§ Task requirements
Every entry below must be repeated exactly; skip the pictures.

§ Source material
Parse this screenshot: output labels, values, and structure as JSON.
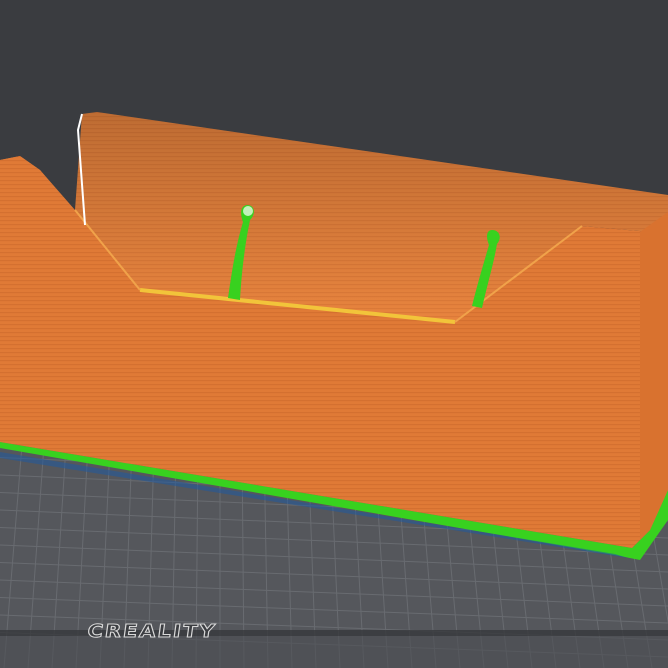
{
  "bed": {
    "logo_text": "CREALITY"
  },
  "colors": {
    "background": "#3a3c40",
    "bed_surface": "#55575c",
    "bed_grid": "#6b6e73",
    "wall": "#e07a36",
    "wall_shadow": "#b85f25",
    "wall_highlight": "#f09a55",
    "rim": "#f2c43a",
    "support": "#38d11f",
    "bed_edge": "#2a2b2e"
  },
  "icons": {
    "bed_logo": "creality-logo"
  }
}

§ Reply
Parse this screenshot: output labels, values, and structure as JSON.
{
  "bed": {
    "logo_text": "CREALITY"
  },
  "colors": {
    "background": "#3a3c40",
    "bed_surface": "#55575c",
    "bed_grid": "#6b6e73",
    "wall": "#e07a36",
    "wall_shadow": "#b85f25",
    "wall_highlight": "#f09a55",
    "rim": "#f2c43a",
    "support": "#38d11f",
    "bed_edge": "#2a2b2e"
  },
  "icons": {
    "bed_logo": "creality-logo"
  }
}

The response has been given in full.